Given records:
★ ★ ★ ★ ★ ★ ★

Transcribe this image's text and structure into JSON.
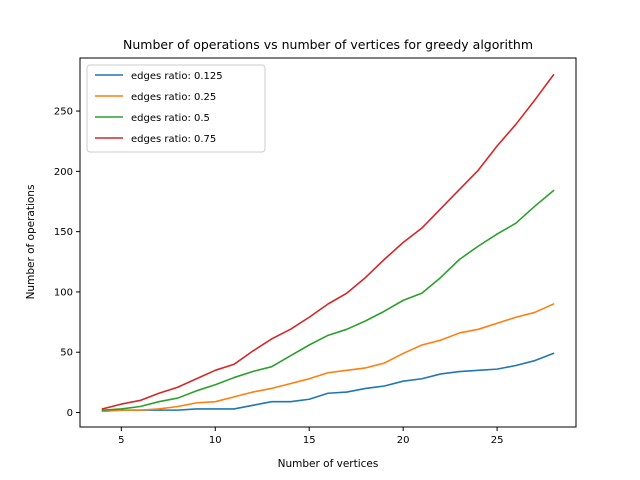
{
  "chart_data": {
    "type": "line",
    "title": "Number of operations vs number of vertices for greedy algorithm",
    "xlabel": "Number of vertices",
    "ylabel": "Number of operations",
    "xlim": [
      2.8,
      29.2
    ],
    "ylim": [
      -12,
      294
    ],
    "xticks": [
      5,
      10,
      15,
      20,
      25
    ],
    "yticks": [
      0,
      50,
      100,
      150,
      200,
      250
    ],
    "grid": false,
    "legend_position": "top-left",
    "x": [
      4,
      5,
      6,
      7,
      8,
      9,
      10,
      11,
      12,
      13,
      14,
      15,
      16,
      17,
      18,
      19,
      20,
      21,
      22,
      23,
      24,
      25,
      26,
      27,
      28
    ],
    "series": [
      {
        "name": "edges ratio: 0.125",
        "color": "#1f77b4",
        "values": [
          1,
          2,
          2,
          2,
          2,
          3,
          3,
          3,
          6,
          9,
          9,
          11,
          16,
          17,
          20,
          22,
          26,
          28,
          32,
          34,
          35,
          36,
          39,
          43,
          49
        ]
      },
      {
        "name": "edges ratio: 0.25",
        "color": "#ff7f0e",
        "values": [
          1,
          2,
          2,
          3,
          5,
          8,
          9,
          13,
          17,
          20,
          24,
          28,
          33,
          35,
          37,
          41,
          49,
          56,
          60,
          66,
          69,
          74,
          79,
          83,
          90
        ]
      },
      {
        "name": "edges ratio: 0.5",
        "color": "#2ca02c",
        "values": [
          2,
          3,
          5,
          9,
          12,
          18,
          23,
          29,
          34,
          38,
          47,
          56,
          64,
          69,
          76,
          84,
          93,
          99,
          112,
          127,
          138,
          148,
          157,
          171,
          184
        ]
      },
      {
        "name": "edges ratio: 0.75",
        "color": "#d62728",
        "values": [
          3,
          7,
          10,
          16,
          21,
          28,
          35,
          40,
          51,
          61,
          69,
          79,
          90,
          99,
          112,
          127,
          141,
          153,
          169,
          185,
          201,
          221,
          239,
          259,
          280
        ]
      }
    ]
  }
}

★ ★ ★ ★ ★ ★ ★

Count each line of the entries that holds the word "Number", then state the total and nothing more.

Correct output:
3